Write the count of lines that contain the word "tiện" and nothing else.
━━━
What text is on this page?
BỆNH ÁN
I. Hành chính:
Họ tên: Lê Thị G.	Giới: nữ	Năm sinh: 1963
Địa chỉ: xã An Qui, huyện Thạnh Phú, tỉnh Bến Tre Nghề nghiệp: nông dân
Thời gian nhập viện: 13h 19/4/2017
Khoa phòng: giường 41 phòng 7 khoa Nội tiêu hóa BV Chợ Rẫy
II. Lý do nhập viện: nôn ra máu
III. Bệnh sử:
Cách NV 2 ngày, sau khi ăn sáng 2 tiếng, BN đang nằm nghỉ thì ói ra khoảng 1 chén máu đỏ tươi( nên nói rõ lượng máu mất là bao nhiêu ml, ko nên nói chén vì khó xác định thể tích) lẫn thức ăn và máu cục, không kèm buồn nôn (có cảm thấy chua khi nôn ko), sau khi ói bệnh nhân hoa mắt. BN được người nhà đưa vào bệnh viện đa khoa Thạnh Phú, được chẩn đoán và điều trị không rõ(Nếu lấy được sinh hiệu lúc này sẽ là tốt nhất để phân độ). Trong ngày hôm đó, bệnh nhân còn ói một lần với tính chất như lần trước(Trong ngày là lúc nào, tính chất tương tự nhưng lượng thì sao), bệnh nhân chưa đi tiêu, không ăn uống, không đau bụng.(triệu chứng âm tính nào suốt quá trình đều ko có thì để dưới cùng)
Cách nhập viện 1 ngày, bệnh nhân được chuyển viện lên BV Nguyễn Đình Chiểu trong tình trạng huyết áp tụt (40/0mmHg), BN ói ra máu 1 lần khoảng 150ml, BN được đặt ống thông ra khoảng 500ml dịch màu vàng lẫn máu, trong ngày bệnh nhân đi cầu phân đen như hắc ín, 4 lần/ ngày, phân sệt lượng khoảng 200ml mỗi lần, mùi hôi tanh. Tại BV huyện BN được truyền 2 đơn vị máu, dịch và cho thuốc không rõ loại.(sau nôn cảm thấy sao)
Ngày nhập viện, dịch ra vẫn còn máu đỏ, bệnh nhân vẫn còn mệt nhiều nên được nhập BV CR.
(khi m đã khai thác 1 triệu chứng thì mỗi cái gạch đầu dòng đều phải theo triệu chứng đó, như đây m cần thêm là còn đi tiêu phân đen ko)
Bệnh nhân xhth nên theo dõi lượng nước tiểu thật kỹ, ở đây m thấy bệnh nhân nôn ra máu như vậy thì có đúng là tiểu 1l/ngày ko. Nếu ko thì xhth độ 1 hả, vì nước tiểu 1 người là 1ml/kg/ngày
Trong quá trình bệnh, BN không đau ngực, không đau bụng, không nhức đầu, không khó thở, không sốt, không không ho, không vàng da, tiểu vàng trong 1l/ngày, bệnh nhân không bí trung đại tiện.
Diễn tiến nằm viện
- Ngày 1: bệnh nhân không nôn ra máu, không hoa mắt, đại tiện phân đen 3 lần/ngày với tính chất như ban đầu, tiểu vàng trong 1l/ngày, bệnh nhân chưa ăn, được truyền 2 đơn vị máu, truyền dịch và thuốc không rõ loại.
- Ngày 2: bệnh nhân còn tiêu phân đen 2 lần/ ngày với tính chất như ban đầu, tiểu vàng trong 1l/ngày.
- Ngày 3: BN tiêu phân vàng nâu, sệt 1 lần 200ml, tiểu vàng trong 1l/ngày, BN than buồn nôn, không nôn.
━━━
_RESPONSE TO THE EXERCISE_
2